[Aufgaben]
a. Welche Partei räumt laut dem Textabschnitt über Sicherheit und Freiheit beiden Dimensionen staatlicher Aufgaben eine hohe Priorität ein?
b. Überarbeite im Textabschnitt über Sicherheit und Freiheit die Stelle, die mit „Lassen Sie mich“ beginnt und mit „Übergriffen anderer Staaten.“ endet. Ersetze dabei „IT-Zeitalter“ durch „Digitalzeitalter“ und gib die Stelle vollständig wieder.

Lassen Sie mich zu Ihren Bedenken zunächst etwas Grundsätzliches ausführen, um ihr Anliegen in den politischen Zusammenhang zu stellen:
Die aktuelle Debatte führt uns zu dem immer wiederkehrenden Thema des richtigen Verhältnisses zwischen Sicherheit und Freiheit im IT-Zeitalter. Unser Staat hat die Pflicht, seine Bürger zu schützen und seine Freiheiten und Grundrechte zu achten. Die Union ist die einzige Partei, die diesen beiden Dimensionen staatlicher Aufgaben eine hohe Priorität einräumt. Nur wenn es ein ausreichendes Maß an Sicherheit in einer Gesellschaft gibt, können die Bürgerinnen und Bürger ihre Freiheiten auch tatsächlich nutzen. Die Freiheitsrechte unserer Verfassung richten sich nicht nur gegen den Staat, sondern sie verlangen zugleich auch seinen aktiven Schutz gegenüber Straftätern und Gefährdern sowie Übergriffen anderer Staaten.

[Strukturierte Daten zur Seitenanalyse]

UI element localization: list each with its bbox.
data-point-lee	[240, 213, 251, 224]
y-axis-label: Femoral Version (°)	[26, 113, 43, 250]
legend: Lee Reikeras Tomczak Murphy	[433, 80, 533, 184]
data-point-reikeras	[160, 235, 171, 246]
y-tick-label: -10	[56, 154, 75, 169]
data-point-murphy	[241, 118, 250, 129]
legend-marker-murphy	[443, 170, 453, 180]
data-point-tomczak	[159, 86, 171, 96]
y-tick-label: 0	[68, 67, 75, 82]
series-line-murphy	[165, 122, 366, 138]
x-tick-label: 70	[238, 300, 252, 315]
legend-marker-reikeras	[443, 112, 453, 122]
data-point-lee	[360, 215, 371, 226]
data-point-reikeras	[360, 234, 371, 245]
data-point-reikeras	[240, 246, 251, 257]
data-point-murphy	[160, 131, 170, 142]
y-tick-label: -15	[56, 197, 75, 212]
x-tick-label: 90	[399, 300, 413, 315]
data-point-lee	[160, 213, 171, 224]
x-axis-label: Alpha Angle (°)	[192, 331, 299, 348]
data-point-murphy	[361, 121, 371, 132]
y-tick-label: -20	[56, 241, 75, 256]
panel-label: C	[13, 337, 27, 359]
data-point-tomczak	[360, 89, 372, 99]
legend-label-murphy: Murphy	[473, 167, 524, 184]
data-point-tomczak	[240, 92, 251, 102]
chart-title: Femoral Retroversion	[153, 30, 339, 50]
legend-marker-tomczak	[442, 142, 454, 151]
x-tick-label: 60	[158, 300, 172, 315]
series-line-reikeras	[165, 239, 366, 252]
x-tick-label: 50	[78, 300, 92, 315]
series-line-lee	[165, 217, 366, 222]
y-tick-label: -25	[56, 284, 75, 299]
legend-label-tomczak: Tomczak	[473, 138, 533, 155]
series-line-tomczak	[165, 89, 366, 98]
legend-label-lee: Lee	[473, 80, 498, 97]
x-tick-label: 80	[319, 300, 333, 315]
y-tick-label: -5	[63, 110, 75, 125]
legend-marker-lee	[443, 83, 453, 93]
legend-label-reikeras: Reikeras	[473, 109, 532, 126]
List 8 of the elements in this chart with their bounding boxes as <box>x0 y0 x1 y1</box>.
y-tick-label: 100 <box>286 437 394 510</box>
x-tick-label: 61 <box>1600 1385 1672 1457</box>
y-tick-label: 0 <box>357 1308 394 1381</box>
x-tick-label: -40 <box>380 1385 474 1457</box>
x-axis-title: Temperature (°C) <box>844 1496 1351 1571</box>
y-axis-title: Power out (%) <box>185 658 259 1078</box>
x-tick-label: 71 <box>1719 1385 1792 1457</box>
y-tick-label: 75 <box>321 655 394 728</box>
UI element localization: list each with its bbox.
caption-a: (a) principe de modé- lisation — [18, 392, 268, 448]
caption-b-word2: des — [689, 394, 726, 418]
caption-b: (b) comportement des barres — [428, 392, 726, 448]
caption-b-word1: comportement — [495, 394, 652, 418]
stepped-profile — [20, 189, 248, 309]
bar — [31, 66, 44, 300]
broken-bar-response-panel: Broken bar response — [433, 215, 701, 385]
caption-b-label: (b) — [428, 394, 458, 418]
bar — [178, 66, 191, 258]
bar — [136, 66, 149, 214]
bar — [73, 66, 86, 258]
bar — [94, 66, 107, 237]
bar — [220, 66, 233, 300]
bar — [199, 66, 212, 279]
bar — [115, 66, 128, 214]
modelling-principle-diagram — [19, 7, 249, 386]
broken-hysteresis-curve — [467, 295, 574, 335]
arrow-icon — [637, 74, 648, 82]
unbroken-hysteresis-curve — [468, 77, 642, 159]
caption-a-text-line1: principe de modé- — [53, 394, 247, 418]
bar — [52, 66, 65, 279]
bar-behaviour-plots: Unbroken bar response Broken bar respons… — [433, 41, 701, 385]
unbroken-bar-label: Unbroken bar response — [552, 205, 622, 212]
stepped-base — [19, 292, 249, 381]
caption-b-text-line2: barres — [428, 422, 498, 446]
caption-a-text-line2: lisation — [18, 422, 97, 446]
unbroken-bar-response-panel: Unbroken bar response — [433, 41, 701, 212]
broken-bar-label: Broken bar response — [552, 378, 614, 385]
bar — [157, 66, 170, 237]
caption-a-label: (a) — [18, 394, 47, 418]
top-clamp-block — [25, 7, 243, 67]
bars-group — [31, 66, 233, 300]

[Antworten im Einzelnen]
a. Die Union.

b.
Lassen Sie mich zu Ihren Bedenken zunächst etwas Grundsätzliches ausführen, um ihr Anliegen in den politischen Zusammenhang zu stellen:
Die aktuelle Debatte führt uns zu dem immer wiederkehrenden Thema des richtigen Verhältnisses zwischen Sicherheit und Freiheit im Digitalzeitalter. Unser Staat hat die Pflicht, seine Bürger zu schützen und seine Freiheiten und Grundrechte zu achten. Die Union ist die einzige Partei, die diesen beiden Dimensionen staatlicher Aufgaben eine hohe Priorität einräumt. Nur wenn es ein ausreichendes Maß an Sicherheit in einer Gesellschaft gibt, können die Bürgerinnen und Bürger ihre Freiheiten auch tatsächlich nutzen. Die Freiheitsrechte unserer Verfassung richten sich nicht nur gegen den Staat, sondern sie verlangen zugleich auch seinen aktiven Schutz gegenüber Straftätern und Gefährdern sowie Übergriffen anderer Staaten.